Bounding box annotations

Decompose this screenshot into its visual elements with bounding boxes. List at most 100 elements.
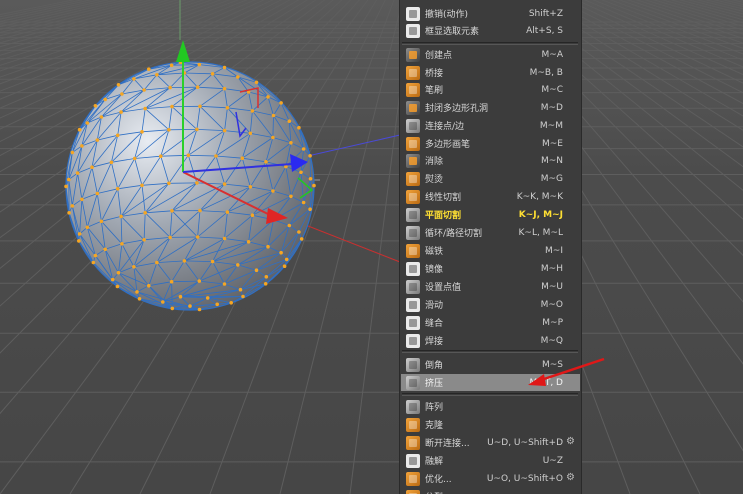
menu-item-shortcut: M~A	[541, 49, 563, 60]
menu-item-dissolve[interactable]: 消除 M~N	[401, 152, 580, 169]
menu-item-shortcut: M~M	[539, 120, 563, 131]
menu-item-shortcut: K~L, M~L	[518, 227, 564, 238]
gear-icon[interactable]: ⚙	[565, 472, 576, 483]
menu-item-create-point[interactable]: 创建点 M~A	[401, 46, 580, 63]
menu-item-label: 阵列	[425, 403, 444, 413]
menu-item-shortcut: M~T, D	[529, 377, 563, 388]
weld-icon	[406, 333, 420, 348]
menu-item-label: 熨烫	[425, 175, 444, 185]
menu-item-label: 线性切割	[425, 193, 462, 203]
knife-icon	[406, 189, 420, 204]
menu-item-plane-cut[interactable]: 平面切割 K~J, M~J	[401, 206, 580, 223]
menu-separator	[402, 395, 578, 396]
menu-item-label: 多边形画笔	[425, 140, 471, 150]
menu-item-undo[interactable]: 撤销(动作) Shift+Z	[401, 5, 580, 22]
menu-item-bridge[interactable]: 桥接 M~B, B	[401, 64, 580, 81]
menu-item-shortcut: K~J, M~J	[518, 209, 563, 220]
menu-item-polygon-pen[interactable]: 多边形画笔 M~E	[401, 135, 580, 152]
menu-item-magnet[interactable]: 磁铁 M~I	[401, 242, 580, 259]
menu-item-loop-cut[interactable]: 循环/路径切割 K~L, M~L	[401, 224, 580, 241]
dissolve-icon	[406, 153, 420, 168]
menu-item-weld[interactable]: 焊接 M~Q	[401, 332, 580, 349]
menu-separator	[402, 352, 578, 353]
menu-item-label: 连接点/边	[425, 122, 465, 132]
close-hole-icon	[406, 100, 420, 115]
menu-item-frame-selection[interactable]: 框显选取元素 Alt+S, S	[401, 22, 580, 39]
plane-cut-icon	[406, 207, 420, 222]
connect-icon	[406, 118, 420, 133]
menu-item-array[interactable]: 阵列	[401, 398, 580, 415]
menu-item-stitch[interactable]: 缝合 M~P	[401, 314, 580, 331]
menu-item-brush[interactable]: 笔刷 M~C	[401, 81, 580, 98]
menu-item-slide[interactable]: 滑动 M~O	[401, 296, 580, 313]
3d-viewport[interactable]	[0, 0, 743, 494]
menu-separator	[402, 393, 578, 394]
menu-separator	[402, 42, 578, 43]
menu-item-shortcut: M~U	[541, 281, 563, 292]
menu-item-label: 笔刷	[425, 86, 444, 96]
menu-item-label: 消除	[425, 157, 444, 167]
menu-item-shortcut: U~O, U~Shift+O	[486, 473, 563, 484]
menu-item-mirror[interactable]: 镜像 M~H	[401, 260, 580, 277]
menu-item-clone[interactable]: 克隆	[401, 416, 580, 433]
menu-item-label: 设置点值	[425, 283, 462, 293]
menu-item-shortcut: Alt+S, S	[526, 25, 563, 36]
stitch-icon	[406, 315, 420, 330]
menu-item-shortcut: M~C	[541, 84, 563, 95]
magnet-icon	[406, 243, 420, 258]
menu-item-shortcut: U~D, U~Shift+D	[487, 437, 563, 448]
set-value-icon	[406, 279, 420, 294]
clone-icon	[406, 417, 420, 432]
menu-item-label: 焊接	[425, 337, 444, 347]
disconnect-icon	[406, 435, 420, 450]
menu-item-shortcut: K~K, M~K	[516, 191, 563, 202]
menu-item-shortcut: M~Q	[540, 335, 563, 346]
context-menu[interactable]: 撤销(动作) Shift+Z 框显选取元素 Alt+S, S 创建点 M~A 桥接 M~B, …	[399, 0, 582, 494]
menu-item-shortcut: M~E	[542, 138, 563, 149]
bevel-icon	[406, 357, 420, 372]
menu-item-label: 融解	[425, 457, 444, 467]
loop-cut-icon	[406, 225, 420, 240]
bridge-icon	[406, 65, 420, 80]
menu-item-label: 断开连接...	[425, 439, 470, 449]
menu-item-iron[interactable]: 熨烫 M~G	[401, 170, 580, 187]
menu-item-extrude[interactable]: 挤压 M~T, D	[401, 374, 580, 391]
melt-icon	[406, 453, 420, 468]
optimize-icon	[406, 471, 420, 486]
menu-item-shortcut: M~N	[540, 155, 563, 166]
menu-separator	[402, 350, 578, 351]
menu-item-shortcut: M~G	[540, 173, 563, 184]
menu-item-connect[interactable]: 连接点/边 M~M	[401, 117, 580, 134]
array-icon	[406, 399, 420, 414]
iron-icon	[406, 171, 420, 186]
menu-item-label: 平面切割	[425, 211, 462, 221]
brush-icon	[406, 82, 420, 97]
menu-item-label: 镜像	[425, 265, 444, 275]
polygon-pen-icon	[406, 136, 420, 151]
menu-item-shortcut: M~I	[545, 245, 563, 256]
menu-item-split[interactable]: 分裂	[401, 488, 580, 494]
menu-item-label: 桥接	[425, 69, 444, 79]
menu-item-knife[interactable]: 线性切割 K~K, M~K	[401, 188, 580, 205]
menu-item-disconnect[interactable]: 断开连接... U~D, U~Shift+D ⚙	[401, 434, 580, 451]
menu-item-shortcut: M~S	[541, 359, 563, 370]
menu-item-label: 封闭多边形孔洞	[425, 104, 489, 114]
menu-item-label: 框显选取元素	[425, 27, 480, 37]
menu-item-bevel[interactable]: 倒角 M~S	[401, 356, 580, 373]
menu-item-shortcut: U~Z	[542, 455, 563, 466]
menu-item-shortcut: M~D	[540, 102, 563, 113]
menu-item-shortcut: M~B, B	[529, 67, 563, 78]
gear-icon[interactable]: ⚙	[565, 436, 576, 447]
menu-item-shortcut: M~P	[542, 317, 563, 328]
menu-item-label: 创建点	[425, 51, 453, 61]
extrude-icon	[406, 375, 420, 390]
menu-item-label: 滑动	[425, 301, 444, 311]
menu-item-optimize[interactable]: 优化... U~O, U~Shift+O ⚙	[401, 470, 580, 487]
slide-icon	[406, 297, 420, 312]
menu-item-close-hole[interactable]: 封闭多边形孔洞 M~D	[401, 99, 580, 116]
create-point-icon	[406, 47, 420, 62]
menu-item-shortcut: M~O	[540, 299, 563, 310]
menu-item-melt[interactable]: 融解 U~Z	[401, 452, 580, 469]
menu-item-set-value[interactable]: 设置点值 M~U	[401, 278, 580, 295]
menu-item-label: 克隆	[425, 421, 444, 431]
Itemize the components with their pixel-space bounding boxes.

What you should do: In all of the records, change every "menu-separator" to "menu-divider" and leave everything else as it is. Omit the pictures from your answer.

Exercise solution:
Decompose this screenshot into its visual elements with bounding boxes. List at most 100 elements.
menu-item-shortcut: M~A	[541, 49, 563, 60]
menu-item-dissolve[interactable]: 消除 M~N	[401, 152, 580, 169]
menu-item-shortcut: M~M	[539, 120, 563, 131]
menu-item-shortcut: K~L, M~L	[518, 227, 564, 238]
gear-icon[interactable]: ⚙	[565, 472, 576, 483]
menu-item-create-point[interactable]: 创建点 M~A	[401, 46, 580, 63]
menu-item-label: 阵列	[425, 403, 444, 413]
menu-item-shortcut: M~T, D	[529, 377, 563, 388]
weld-icon	[406, 333, 420, 348]
menu-item-label: 熨烫	[425, 175, 444, 185]
menu-item-label: 线性切割	[425, 193, 462, 203]
knife-icon	[406, 189, 420, 204]
menu-item-plane-cut[interactable]: 平面切割 K~J, M~J	[401, 206, 580, 223]
menu-divider	[402, 395, 578, 396]
menu-item-label: 多边形画笔	[425, 140, 471, 150]
menu-item-undo[interactable]: 撤销(动作) Shift+Z	[401, 5, 580, 22]
menu-item-bridge[interactable]: 桥接 M~B, B	[401, 64, 580, 81]
menu-item-shortcut: K~J, M~J	[518, 209, 563, 220]
menu-item-polygon-pen[interactable]: 多边形画笔 M~E	[401, 135, 580, 152]
menu-item-magnet[interactable]: 磁铁 M~I	[401, 242, 580, 259]
menu-item-loop-cut[interactable]: 循环/路径切割 K~L, M~L	[401, 224, 580, 241]
dissolve-icon	[406, 153, 420, 168]
menu-item-weld[interactable]: 焊接 M~Q	[401, 332, 580, 349]
menu-divider	[402, 352, 578, 353]
menu-item-label: 连接点/边	[425, 122, 465, 132]
close-hole-icon	[406, 100, 420, 115]
menu-item-frame-selection[interactable]: 框显选取元素 Alt+S, S	[401, 22, 580, 39]
plane-cut-icon	[406, 207, 420, 222]
connect-icon	[406, 118, 420, 133]
menu-item-array[interactable]: 阵列	[401, 398, 580, 415]
menu-item-stitch[interactable]: 缝合 M~P	[401, 314, 580, 331]
menu-item-brush[interactable]: 笔刷 M~C	[401, 81, 580, 98]
menu-item-slide[interactable]: 滑动 M~O	[401, 296, 580, 313]
3d-viewport[interactable]	[0, 0, 743, 494]
menu-divider	[402, 393, 578, 394]
menu-divider	[402, 42, 578, 43]
menu-item-shortcut: M~U	[541, 281, 563, 292]
menu-item-label: 笔刷	[425, 86, 444, 96]
menu-item-label: 消除	[425, 157, 444, 167]
menu-item-shortcut: U~O, U~Shift+O	[486, 473, 563, 484]
menu-item-mirror[interactable]: 镜像 M~H	[401, 260, 580, 277]
menu-item-clone[interactable]: 克隆	[401, 416, 580, 433]
menu-item-label: 设置点值	[425, 283, 462, 293]
menu-item-shortcut: Alt+S, S	[526, 25, 563, 36]
stitch-icon	[406, 315, 420, 330]
menu-item-shortcut: M~C	[541, 84, 563, 95]
magnet-icon	[406, 243, 420, 258]
menu-item-shortcut: U~D, U~Shift+D	[487, 437, 563, 448]
set-value-icon	[406, 279, 420, 294]
clone-icon	[406, 417, 420, 432]
menu-item-label: 焊接	[425, 337, 444, 347]
disconnect-icon	[406, 435, 420, 450]
menu-item-shortcut: K~K, M~K	[516, 191, 563, 202]
menu-item-shortcut: M~Q	[540, 335, 563, 346]
context-menu[interactable]: 撤销(动作) Shift+Z 框显选取元素 Alt+S, S 创建点 M~A 桥接 M~B, …	[399, 0, 582, 494]
menu-item-shortcut: M~E	[542, 138, 563, 149]
bevel-icon	[406, 357, 420, 372]
menu-item-label: 融解	[425, 457, 444, 467]
loop-cut-icon	[406, 225, 420, 240]
bridge-icon	[406, 65, 420, 80]
menu-item-label: 断开连接...	[425, 439, 470, 449]
menu-item-iron[interactable]: 熨烫 M~G	[401, 170, 580, 187]
menu-item-extrude[interactable]: 挤压 M~T, D	[401, 374, 580, 391]
melt-icon	[406, 453, 420, 468]
optimize-icon	[406, 471, 420, 486]
menu-item-shortcut: M~N	[540, 155, 563, 166]
menu-divider	[402, 350, 578, 351]
menu-item-shortcut: M~G	[540, 173, 563, 184]
menu-item-connect[interactable]: 连接点/边 M~M	[401, 117, 580, 134]
array-icon	[406, 399, 420, 414]
iron-icon	[406, 171, 420, 186]
menu-item-label: 平面切割	[425, 211, 462, 221]
brush-icon	[406, 82, 420, 97]
menu-item-label: 镜像	[425, 265, 444, 275]
polygon-pen-icon	[406, 136, 420, 151]
menu-item-shortcut: M~I	[545, 245, 563, 256]
menu-item-split[interactable]: 分裂	[401, 488, 580, 494]
menu-item-label: 桥接	[425, 69, 444, 79]
menu-item-knife[interactable]: 线性切割 K~K, M~K	[401, 188, 580, 205]
menu-item-disconnect[interactable]: 断开连接... U~D, U~Shift+D ⚙	[401, 434, 580, 451]
menu-item-shortcut: M~S	[541, 359, 563, 370]
menu-item-label: 封闭多边形孔洞	[425, 104, 489, 114]
menu-item-label: 框显选取元素	[425, 27, 480, 37]
menu-item-bevel[interactable]: 倒角 M~S	[401, 356, 580, 373]
menu-item-shortcut: U~Z	[542, 455, 563, 466]
menu-item-shortcut: M~D	[540, 102, 563, 113]
menu-item-shortcut: M~B, B	[529, 67, 563, 78]
gear-icon[interactable]: ⚙	[565, 436, 576, 447]
menu-item-shortcut: M~P	[542, 317, 563, 328]
menu-item-label: 创建点	[425, 51, 453, 61]
extrude-icon	[406, 375, 420, 390]
menu-item-label: 滑动	[425, 301, 444, 311]
menu-item-optimize[interactable]: 优化... U~O, U~Shift+O ⚙	[401, 470, 580, 487]
slide-icon	[406, 297, 420, 312]
menu-item-close-hole[interactable]: 封闭多边形孔洞 M~D	[401, 99, 580, 116]
create-point-icon	[406, 47, 420, 62]
menu-item-shortcut: M~O	[540, 299, 563, 310]
menu-item-melt[interactable]: 融解 U~Z	[401, 452, 580, 469]
menu-item-set-value[interactable]: 设置点值 M~U	[401, 278, 580, 295]
menu-item-label: 克隆	[425, 421, 444, 431]
Itemize the components with their pixel-space bounding boxes.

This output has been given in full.